> [PERGUNTAS E TAREFAS]:
1. Segundo o texto exibido, quais professores deram a palestra no seminário?
2. Apresente como tabela em Markdown, com as colunas Nº e Linha, o trecho das linhas listadas que começa na linha com "section-divider (0, 106, 600, 107)" e termina na linha com "send-code-button[interactable]: 发送验证码 (323, 215, 393, 239)". Deixe de fora as linhas em branco.

> [TEXTO EXIBIDO]:
____

Thursday, November 26, 2015

O Sobrado em Transe


Erico Verissimo



No último dia 18, a Associação Cultural Acervo Literário de Erico Verissimo desenvolveu o seminário “O Sobrado em O Tempo e o Vento: ascensão e queda dos Terra Cambará”. A atividade contemplava uma palestra com três professores (e membros da ALEV), Maria da Glória Bordini, Márcia Ivana e Antônio Sanseverino (todos das Letras da UFRGS) a respeito do papel do Sobrado em O Tempo e o Vento (1949) (1).

A proposta é bem interessante, pois possibilita uma leitura ampla da obra-prima do escritor cruzaltense — além daquilo que foi mitificado pelas releituras que o livro sofreu (não sei se é a palavra certa) nos últimos sessenta anos. Releituras, estas, que não permitem, de certa forma, que se entenda a proposta de Erico em sua trilogia.

____

> [LINHAS LISTADAS]:
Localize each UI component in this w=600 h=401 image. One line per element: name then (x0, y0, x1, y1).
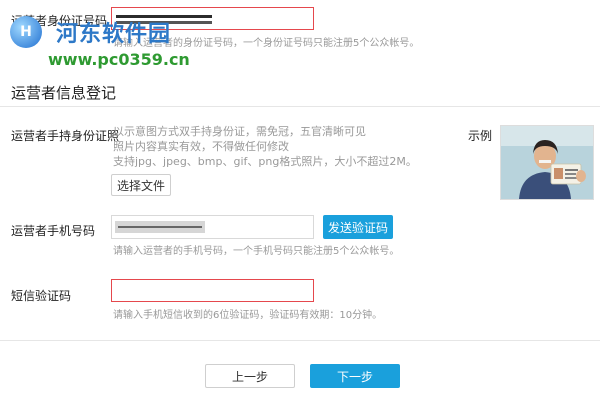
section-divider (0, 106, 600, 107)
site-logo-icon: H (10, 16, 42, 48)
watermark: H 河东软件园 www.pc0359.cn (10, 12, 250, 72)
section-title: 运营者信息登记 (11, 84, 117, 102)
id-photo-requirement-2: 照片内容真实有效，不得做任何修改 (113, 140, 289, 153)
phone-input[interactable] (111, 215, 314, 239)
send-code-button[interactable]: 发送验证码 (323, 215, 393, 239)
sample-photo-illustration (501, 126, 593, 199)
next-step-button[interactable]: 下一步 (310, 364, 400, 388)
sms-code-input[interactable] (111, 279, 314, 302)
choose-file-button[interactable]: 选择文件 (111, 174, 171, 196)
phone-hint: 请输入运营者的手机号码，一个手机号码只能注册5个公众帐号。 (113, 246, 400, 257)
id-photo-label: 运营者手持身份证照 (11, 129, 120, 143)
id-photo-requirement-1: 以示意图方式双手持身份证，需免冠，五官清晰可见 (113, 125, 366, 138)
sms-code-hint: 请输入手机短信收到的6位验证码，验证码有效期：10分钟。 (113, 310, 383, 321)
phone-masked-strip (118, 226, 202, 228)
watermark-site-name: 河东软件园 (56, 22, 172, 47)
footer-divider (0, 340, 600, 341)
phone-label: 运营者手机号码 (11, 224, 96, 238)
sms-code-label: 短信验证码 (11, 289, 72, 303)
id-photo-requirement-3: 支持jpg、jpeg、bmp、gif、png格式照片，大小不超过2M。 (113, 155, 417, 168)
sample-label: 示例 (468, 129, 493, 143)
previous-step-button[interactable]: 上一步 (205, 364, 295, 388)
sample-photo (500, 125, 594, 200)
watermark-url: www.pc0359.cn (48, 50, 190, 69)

____

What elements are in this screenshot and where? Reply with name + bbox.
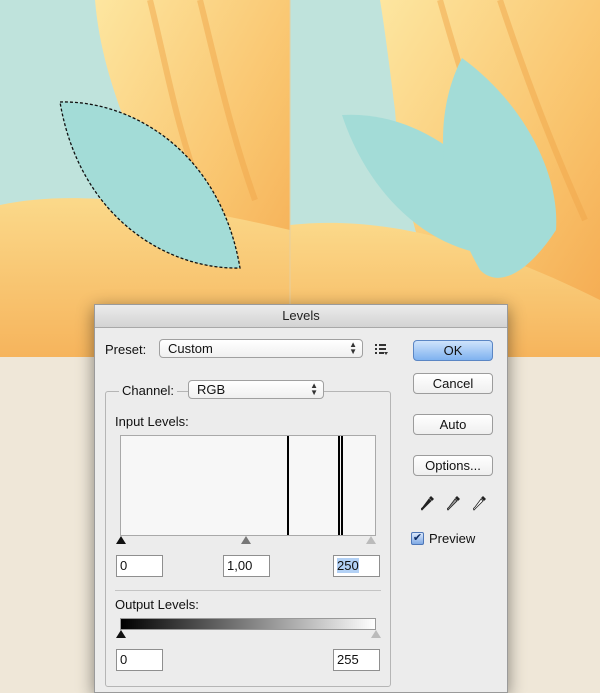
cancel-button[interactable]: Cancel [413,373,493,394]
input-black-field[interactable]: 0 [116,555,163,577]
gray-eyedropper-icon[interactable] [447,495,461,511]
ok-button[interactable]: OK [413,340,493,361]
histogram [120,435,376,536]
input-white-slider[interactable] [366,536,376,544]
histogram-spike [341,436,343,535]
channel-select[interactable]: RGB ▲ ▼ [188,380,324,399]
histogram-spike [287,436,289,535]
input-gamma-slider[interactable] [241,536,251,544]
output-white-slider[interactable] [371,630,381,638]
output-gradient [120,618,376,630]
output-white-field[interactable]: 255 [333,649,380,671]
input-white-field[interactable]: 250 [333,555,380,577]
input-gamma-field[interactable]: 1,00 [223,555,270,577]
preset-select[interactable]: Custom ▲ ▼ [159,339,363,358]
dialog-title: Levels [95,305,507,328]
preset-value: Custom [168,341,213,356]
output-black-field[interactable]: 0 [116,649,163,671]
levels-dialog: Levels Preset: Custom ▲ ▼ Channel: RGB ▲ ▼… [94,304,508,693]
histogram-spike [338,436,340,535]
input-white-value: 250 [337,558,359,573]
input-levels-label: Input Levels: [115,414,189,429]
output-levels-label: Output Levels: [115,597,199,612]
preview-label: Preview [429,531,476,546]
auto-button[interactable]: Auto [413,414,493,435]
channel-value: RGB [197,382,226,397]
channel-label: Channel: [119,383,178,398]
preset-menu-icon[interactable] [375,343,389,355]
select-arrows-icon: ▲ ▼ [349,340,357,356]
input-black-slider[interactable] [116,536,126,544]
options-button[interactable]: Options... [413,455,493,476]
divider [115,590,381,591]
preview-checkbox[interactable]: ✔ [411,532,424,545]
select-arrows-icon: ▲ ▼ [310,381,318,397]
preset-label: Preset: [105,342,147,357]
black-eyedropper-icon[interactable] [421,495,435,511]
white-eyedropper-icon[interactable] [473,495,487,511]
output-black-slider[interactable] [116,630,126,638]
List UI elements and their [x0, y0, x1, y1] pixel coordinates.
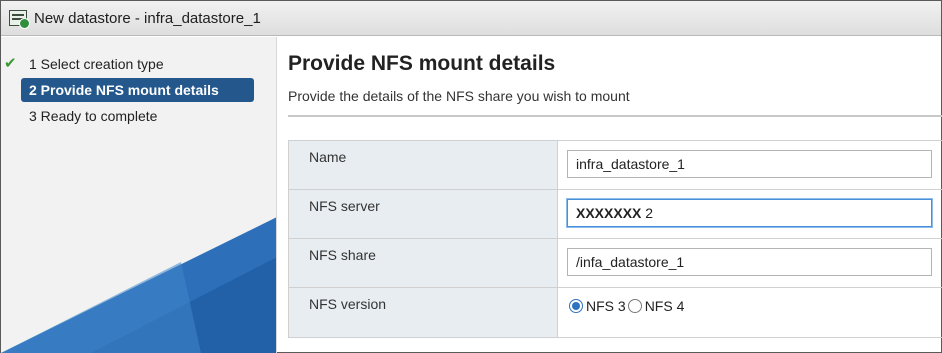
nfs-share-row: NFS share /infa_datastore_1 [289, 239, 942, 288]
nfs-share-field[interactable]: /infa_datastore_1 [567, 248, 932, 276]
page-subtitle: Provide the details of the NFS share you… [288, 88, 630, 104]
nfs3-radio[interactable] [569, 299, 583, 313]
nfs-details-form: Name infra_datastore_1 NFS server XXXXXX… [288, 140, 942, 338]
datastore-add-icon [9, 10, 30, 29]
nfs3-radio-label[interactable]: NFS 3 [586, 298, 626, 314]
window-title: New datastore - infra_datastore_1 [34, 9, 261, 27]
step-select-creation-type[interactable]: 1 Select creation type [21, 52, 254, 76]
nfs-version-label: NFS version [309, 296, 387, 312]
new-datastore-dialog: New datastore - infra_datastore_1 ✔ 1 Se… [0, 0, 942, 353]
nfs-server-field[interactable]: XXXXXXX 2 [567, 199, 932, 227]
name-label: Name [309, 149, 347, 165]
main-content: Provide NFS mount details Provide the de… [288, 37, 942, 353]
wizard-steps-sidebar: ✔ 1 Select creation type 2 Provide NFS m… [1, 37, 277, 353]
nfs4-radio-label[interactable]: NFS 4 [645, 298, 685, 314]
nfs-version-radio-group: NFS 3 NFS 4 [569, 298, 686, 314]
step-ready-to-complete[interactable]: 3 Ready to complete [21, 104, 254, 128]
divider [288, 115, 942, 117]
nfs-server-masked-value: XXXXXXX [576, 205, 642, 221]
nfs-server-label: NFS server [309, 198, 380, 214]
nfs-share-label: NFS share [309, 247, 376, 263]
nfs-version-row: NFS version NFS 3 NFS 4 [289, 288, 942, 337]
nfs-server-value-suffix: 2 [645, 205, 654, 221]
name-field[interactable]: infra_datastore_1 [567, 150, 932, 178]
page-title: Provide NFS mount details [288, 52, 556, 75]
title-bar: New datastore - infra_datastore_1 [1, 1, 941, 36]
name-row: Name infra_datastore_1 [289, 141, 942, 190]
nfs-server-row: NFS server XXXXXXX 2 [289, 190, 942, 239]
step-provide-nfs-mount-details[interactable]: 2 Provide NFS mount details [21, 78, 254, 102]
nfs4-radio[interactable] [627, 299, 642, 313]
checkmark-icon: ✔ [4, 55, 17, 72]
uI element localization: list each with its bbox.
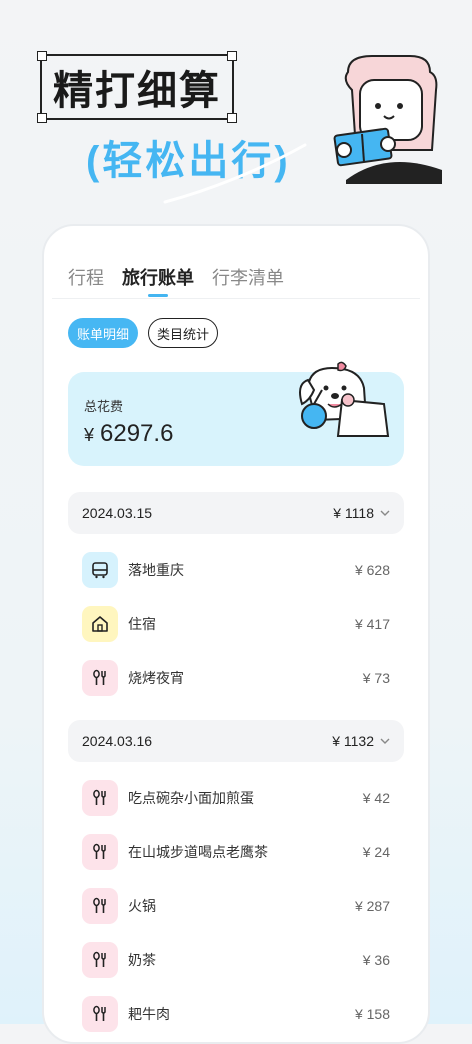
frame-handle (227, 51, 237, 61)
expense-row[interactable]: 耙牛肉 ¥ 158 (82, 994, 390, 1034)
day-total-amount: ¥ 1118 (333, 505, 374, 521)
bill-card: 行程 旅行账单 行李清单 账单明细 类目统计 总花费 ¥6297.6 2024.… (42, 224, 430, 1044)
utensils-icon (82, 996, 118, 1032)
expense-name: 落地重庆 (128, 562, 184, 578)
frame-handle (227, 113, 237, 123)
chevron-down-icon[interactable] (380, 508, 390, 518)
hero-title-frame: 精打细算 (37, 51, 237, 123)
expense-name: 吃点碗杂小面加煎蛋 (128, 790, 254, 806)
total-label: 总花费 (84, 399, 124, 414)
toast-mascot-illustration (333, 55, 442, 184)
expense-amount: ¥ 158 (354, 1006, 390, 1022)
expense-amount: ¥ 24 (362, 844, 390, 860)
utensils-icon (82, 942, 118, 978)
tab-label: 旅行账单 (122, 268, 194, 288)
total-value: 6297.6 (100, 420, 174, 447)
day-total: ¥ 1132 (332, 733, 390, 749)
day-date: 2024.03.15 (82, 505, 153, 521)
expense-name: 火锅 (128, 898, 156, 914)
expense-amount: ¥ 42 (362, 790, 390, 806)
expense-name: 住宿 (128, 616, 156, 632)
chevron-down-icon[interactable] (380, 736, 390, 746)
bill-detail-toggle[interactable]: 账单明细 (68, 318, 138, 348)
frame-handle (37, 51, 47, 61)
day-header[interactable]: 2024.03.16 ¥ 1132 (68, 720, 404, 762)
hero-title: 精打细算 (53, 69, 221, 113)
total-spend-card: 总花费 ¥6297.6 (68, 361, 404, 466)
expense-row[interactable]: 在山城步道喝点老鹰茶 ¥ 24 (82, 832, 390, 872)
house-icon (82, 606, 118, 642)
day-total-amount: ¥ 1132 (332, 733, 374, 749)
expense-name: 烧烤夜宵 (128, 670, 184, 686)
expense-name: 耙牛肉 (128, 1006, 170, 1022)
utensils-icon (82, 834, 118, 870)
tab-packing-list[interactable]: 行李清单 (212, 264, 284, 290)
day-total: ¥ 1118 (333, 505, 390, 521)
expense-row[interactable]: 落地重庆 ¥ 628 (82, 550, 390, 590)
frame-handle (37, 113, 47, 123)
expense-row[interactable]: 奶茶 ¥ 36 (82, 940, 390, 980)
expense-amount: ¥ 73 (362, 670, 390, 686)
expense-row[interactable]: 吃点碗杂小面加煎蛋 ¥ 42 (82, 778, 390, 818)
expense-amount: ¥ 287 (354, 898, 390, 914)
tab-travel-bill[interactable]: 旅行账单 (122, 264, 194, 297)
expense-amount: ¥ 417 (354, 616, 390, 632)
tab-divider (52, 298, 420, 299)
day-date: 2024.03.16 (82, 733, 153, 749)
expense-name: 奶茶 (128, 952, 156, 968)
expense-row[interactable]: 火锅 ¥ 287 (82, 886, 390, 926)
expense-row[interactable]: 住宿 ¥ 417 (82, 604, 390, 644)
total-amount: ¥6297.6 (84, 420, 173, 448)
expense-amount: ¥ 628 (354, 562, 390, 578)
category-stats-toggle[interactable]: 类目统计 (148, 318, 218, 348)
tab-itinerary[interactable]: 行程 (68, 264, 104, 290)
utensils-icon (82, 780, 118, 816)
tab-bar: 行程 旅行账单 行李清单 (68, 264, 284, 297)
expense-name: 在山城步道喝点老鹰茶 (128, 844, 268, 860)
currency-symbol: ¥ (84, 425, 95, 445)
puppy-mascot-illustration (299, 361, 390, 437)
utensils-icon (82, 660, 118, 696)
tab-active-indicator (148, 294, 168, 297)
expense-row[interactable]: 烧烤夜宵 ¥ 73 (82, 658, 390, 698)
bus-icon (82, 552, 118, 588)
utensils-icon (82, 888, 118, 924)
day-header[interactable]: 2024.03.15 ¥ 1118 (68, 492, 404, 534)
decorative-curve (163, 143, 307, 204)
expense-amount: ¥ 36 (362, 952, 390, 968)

____

> [RESPOSTAS ESCRITAS]:
1. Maria da Glória Bordini, Márcia Ivana e Antônio Sanseverino.

2.
| Nº | Linha |
|---|---|
| 1 | section-divider (0, 106, 600, 107) |
| 2 | site-logo-icon: H (10, 16, 42, 48) |
| 3 | watermark: H 河东软件园 www.pc0359.cn (10, 12, 250, 72) |
| 4 | section-title: 运营者信息登记 (11, 84, 117, 102) |
| 5 | id-photo-requirement-2: 照片内容真实有效，不得做任何修改 (113, 140, 289, 153) |
| 6 | phone-input[interactable] (111, 215, 314, 239) |
| 7 | send-code-button[interactable]: 发送验证码 (323, 215, 393, 239) |